> [Exercise task]: In the rows from the start through the line containing "legend-org-key — [591, 404, 614, 427]", rename "data-point" to "data-marker" and give those lines again with nothing else changed.

+++

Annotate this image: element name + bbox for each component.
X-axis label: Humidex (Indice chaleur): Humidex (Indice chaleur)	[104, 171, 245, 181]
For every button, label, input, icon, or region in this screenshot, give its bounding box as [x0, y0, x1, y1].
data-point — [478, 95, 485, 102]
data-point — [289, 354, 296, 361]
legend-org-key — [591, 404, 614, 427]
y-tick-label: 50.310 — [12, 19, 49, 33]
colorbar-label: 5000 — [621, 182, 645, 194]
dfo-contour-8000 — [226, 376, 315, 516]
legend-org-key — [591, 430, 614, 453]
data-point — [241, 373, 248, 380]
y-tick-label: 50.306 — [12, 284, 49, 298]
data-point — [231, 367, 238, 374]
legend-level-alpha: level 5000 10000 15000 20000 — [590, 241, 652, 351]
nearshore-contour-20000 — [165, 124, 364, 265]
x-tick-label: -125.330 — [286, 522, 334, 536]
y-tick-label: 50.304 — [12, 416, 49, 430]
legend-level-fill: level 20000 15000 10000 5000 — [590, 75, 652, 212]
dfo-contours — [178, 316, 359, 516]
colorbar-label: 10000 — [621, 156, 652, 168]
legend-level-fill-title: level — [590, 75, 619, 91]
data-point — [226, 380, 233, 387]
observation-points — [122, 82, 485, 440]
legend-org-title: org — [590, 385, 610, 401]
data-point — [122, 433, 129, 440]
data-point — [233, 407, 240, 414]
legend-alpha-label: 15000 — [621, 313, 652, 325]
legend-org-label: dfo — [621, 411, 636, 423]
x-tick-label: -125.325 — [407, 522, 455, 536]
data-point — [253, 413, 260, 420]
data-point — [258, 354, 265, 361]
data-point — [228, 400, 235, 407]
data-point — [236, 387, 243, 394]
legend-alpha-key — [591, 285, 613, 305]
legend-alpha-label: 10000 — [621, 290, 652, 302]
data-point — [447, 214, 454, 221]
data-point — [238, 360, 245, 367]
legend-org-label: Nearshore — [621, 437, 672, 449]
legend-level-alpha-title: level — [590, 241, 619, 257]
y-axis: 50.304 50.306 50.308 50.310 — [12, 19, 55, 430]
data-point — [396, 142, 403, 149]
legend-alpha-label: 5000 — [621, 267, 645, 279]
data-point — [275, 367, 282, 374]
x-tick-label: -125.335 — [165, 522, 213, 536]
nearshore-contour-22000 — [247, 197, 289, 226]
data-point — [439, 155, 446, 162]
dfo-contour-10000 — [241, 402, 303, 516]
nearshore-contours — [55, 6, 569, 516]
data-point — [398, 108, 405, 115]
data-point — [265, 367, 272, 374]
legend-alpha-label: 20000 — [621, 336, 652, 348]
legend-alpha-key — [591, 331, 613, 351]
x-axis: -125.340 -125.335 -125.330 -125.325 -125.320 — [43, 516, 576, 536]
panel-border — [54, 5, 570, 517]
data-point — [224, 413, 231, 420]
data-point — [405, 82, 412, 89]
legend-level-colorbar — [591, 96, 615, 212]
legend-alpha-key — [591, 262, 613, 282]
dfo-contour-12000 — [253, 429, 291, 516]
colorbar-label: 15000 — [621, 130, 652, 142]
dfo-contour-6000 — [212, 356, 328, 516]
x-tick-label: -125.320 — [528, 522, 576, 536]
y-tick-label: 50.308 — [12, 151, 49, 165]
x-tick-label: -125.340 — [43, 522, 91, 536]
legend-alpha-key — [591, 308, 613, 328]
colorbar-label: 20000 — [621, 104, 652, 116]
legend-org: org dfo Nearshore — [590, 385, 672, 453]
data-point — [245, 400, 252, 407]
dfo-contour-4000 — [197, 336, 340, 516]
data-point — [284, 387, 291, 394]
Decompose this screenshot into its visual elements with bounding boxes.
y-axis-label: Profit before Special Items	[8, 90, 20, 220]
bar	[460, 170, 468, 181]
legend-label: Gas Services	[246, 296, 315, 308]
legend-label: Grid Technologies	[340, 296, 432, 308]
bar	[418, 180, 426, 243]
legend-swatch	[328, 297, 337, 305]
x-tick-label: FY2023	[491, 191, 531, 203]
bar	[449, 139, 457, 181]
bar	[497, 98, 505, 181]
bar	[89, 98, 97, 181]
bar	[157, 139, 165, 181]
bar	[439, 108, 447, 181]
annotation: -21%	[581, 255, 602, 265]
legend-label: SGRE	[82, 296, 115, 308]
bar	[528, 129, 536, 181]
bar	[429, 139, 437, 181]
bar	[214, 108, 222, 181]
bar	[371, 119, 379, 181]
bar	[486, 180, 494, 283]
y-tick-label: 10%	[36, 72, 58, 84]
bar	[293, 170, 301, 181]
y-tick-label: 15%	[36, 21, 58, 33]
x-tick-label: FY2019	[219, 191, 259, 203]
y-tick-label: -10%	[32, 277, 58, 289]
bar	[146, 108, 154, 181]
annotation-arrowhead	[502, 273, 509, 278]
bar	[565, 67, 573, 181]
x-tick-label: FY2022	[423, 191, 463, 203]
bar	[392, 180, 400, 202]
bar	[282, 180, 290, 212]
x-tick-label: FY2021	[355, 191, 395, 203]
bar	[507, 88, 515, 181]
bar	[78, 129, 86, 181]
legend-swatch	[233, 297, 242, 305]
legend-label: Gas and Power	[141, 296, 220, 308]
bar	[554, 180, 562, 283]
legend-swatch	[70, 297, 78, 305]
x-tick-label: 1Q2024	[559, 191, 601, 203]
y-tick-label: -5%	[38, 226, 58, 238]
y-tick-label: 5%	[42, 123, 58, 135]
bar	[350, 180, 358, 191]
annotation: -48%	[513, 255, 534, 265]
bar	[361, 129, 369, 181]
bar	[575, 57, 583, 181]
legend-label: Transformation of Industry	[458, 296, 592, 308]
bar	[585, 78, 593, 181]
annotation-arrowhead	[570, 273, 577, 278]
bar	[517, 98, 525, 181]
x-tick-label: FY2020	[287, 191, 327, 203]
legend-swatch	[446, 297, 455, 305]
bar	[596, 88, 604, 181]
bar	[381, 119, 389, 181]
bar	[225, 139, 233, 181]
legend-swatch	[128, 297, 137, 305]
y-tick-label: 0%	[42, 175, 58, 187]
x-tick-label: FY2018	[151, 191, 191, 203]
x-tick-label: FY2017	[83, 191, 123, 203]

+++

> [The reply]:
Annotate this image: element name + bbox for each component.
X-axis label: Humidex (Indice chaleur): Humidex (Indice chaleur)	[104, 171, 245, 181]
For every button, label, input, icon, or region in this screenshot, give its bounding box as [x0, y0, x1, y1].
data-marker — [478, 95, 485, 102]
data-marker — [289, 354, 296, 361]
legend-org-key — [591, 404, 614, 427]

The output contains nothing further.